— Begin Data provided —
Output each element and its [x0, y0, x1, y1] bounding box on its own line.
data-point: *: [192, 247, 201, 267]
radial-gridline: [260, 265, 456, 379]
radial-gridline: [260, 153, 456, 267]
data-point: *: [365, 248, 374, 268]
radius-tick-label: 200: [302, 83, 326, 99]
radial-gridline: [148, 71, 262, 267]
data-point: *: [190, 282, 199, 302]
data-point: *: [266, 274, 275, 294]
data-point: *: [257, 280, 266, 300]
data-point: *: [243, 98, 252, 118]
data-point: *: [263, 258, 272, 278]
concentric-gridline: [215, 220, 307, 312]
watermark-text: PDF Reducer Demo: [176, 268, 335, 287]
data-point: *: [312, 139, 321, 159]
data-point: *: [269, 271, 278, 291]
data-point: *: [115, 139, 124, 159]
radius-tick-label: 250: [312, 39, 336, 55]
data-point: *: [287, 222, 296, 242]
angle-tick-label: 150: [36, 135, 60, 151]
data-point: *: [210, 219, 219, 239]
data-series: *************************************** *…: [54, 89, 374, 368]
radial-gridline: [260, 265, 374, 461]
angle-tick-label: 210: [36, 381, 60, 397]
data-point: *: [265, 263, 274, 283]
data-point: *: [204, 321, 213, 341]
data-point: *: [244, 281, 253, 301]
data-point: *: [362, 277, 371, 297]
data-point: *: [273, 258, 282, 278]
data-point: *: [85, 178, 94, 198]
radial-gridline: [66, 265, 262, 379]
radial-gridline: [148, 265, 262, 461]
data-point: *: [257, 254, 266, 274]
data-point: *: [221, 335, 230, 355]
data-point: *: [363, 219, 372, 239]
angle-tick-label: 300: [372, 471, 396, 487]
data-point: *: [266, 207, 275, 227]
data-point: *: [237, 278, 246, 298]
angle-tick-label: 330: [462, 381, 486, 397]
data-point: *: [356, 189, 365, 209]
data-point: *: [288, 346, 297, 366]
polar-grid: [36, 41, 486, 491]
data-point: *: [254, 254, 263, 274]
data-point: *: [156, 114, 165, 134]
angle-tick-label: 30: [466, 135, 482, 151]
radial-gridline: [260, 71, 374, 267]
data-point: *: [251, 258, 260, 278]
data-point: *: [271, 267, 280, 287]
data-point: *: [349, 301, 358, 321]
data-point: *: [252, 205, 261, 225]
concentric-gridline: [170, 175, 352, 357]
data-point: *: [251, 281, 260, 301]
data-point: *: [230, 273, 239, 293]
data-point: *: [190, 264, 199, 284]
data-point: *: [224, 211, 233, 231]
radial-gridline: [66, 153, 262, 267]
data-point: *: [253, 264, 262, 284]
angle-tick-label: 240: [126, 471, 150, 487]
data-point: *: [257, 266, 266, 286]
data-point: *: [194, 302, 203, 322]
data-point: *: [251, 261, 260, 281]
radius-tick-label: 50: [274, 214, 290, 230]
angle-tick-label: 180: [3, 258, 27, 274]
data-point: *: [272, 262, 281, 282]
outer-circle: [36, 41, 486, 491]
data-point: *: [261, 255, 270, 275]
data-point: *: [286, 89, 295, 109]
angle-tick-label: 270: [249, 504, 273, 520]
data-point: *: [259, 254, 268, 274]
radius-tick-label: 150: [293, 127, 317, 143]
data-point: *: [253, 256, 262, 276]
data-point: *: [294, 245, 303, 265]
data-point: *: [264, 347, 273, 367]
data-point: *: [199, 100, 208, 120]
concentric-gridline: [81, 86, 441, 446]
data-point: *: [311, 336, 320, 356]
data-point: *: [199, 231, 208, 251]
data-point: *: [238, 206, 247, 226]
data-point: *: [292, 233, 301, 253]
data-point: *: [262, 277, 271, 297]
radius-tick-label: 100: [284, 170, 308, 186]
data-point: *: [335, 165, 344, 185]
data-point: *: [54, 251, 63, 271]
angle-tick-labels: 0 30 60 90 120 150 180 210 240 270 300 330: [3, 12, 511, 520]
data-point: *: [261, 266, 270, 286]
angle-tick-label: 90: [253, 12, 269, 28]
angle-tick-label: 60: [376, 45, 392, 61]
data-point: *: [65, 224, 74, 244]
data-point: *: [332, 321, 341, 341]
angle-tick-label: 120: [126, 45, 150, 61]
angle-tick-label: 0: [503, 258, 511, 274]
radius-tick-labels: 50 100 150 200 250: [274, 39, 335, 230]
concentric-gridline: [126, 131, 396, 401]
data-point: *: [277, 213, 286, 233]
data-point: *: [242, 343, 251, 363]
— End Data provided —
§ Work to do:
Starting at the beginning of the data and continuing up to and including the line with "radius-tick-label: 200: [302, 83, 326, 99]", reproduce those lines with every "radial-gridline" replaced by "spoke-line" and nothing else changed.

§ Correct answer:
Output each element and its [x0, y0, x1, y1] bounding box on its own line.
data-point: *: [192, 247, 201, 267]
spoke-line: [260, 265, 456, 379]
spoke-line: [260, 153, 456, 267]
data-point: *: [365, 248, 374, 268]
radius-tick-label: 200: [302, 83, 326, 99]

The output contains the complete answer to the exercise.